┌──
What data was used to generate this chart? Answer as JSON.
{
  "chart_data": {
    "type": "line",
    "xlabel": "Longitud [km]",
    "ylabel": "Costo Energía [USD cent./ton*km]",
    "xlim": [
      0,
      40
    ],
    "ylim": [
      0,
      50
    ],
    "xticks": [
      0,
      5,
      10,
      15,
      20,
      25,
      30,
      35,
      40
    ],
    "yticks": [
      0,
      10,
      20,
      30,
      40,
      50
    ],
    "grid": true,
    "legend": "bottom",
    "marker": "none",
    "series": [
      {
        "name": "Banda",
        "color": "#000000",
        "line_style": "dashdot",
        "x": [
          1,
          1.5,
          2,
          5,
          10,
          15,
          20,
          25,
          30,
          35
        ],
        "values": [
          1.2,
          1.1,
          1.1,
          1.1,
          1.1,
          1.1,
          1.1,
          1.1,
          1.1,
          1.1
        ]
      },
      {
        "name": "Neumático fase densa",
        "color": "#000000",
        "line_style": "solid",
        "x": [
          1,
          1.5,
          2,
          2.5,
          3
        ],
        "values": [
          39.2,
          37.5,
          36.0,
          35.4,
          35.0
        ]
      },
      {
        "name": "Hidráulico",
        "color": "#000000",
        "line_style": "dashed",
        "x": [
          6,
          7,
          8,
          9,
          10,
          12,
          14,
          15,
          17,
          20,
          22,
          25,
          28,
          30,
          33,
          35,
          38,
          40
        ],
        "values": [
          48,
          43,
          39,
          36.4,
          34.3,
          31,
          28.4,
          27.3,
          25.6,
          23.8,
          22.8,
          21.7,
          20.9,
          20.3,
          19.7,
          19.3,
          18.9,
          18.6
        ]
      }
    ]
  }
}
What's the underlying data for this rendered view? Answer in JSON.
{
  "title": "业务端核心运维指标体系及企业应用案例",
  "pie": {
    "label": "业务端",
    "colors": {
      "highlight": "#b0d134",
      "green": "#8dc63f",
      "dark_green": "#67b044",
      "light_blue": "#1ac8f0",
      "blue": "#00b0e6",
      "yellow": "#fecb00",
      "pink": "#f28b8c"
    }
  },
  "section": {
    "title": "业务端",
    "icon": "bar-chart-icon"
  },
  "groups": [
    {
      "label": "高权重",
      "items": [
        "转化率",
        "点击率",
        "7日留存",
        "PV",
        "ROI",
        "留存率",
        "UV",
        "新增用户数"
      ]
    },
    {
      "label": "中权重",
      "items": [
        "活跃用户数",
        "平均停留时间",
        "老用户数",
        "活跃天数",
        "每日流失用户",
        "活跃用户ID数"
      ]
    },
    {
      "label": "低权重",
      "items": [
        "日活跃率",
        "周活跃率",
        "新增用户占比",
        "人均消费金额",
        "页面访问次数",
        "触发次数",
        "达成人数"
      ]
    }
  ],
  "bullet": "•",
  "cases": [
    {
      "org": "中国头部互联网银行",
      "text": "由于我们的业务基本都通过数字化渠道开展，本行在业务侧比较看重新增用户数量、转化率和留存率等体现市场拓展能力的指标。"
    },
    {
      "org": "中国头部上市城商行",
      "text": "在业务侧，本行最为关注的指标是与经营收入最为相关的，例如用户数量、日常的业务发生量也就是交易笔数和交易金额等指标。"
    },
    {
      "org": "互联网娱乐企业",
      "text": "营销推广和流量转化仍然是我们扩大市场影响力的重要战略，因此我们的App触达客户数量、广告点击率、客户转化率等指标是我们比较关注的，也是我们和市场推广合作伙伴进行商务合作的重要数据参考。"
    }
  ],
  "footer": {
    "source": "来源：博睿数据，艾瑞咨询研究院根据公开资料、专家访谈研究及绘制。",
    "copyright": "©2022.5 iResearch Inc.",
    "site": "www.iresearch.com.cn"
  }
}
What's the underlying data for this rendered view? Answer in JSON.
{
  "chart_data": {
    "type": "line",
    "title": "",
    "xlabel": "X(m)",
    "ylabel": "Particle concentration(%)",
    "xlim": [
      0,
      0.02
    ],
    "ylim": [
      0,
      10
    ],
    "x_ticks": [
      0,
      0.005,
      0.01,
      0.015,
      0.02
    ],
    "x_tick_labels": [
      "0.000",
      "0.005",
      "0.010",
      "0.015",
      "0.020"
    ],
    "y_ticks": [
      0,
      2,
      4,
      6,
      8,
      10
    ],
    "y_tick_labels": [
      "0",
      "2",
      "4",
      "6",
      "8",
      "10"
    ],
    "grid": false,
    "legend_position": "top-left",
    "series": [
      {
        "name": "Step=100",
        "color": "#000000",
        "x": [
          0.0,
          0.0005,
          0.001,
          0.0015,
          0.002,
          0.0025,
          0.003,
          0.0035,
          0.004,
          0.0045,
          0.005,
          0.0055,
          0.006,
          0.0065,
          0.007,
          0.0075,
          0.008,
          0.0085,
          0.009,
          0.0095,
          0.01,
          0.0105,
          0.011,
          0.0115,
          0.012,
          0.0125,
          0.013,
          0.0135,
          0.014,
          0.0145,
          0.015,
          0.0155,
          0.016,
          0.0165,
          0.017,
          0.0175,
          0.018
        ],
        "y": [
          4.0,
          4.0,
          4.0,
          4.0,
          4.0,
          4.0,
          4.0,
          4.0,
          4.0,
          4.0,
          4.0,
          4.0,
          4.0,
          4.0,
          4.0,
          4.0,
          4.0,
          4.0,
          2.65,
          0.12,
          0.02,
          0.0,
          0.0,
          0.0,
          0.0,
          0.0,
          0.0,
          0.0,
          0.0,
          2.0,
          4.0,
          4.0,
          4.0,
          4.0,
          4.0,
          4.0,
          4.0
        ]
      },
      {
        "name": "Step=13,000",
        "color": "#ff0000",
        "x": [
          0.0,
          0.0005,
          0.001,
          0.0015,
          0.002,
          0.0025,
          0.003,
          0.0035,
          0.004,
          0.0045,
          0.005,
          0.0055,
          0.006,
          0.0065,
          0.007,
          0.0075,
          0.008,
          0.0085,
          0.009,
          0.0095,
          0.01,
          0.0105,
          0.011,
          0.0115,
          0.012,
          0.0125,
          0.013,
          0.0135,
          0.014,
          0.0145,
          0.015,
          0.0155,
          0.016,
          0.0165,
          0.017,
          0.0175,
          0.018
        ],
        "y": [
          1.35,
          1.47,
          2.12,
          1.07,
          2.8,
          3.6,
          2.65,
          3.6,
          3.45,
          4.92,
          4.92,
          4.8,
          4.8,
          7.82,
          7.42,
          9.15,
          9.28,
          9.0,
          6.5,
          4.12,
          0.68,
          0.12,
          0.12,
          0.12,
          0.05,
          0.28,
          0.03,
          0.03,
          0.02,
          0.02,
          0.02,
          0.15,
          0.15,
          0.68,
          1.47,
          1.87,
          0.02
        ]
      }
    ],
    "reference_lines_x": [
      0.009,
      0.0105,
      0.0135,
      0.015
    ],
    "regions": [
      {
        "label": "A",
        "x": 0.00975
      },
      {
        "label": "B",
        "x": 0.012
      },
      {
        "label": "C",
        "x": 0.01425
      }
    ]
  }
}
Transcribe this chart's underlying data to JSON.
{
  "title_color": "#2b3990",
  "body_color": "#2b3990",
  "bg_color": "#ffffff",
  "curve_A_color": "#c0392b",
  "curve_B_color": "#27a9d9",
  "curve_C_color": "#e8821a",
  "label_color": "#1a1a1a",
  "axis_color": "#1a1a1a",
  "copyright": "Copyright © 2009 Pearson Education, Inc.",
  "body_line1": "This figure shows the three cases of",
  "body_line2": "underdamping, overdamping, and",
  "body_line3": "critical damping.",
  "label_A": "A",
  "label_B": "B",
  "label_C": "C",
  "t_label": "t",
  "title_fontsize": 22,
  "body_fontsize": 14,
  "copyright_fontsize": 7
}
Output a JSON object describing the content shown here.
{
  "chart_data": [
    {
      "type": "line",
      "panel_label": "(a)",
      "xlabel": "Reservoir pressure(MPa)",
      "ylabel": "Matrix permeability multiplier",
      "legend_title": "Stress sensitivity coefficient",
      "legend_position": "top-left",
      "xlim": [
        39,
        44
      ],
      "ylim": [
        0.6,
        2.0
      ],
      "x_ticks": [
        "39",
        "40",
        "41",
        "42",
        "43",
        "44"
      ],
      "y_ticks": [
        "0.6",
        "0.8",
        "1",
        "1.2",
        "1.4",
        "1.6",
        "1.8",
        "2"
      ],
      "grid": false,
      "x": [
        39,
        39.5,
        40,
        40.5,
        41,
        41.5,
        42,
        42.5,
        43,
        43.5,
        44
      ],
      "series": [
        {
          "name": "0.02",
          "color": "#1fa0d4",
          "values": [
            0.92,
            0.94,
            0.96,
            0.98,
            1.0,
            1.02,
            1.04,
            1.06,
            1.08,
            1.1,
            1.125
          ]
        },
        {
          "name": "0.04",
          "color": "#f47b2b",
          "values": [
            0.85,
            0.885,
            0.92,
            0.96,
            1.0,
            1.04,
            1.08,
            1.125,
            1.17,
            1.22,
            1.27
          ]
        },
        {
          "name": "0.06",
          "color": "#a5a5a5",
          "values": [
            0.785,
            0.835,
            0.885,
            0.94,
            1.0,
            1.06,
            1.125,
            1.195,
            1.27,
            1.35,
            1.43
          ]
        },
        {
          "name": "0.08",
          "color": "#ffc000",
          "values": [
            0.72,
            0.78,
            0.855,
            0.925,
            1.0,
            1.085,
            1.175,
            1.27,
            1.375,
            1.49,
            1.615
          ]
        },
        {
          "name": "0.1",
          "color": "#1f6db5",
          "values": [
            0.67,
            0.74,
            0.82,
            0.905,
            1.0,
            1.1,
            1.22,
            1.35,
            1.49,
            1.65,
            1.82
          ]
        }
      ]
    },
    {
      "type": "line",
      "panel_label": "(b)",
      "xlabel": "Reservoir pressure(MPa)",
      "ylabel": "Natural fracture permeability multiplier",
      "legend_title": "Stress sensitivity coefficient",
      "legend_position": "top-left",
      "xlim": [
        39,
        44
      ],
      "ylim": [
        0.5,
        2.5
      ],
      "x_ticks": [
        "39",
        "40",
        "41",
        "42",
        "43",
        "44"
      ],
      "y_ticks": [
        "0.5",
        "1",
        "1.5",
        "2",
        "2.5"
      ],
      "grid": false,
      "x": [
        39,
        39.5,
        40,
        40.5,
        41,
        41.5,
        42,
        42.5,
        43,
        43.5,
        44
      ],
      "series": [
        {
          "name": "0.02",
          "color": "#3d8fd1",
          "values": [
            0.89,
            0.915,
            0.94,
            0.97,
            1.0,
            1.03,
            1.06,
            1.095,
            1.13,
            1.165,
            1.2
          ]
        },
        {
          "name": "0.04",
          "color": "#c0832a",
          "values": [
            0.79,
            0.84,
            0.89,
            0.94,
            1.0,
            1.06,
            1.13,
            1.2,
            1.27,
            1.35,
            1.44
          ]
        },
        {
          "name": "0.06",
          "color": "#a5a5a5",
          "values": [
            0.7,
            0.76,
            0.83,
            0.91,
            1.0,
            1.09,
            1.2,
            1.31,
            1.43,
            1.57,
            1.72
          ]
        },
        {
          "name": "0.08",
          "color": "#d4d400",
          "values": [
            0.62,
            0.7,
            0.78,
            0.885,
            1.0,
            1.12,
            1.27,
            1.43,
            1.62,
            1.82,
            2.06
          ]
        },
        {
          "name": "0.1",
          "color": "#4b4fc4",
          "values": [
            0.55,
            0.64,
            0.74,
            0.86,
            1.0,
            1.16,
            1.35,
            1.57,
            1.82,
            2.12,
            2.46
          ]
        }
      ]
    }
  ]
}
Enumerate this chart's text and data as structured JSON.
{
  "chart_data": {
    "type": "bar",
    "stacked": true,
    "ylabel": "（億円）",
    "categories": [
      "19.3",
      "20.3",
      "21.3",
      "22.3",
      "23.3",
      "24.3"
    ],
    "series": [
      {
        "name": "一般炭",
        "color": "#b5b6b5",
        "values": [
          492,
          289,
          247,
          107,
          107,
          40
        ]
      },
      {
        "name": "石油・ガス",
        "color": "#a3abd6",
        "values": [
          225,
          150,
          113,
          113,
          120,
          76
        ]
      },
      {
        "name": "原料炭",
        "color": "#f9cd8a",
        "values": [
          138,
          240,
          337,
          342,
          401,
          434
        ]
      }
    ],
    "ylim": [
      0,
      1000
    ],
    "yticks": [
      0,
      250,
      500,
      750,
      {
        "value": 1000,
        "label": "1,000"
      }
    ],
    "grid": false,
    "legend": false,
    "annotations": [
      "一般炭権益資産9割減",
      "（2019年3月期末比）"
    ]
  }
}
└──
**Problem requirements**.
Give back exactly the lines from the one containing "Enumerate this chart's" to the end of the material, both ends included.

**Response below**.
Enumerate this chart's text and data as structured JSON.
{
  "chart_data": {
    "type": "bar",
    "stacked": true,
    "ylabel": "（億円）",
    "categories": [
      "19.3",
      "20.3",
      "21.3",
      "22.3",
      "23.3",
      "24.3"
    ],
    "series": [
      {
        "name": "一般炭",
        "color": "#b5b6b5",
        "values": [
          492,
          289,
          247,
          107,
          107,
          40
        ]
      },
      {
        "name": "石油・ガス",
        "color": "#a3abd6",
        "values": [
          225,
          150,
          113,
          113,
          120,
          76
        ]
      },
      {
        "name": "原料炭",
        "color": "#f9cd8a",
        "values": [
          138,
          240,
          337,
          342,
          401,
          434
        ]
      }
    ],
    "ylim": [
      0,
      1000
    ],
    "yticks": [
      0,
      250,
      500,
      750,
      {
        "value": 1000,
        "label": "1,000"
      }
    ],
    "grid": false,
    "legend": false,
    "annotations": [
      "一般炭権益資産9割減",
      "（2019年3月期末比）"
    ]
  }
}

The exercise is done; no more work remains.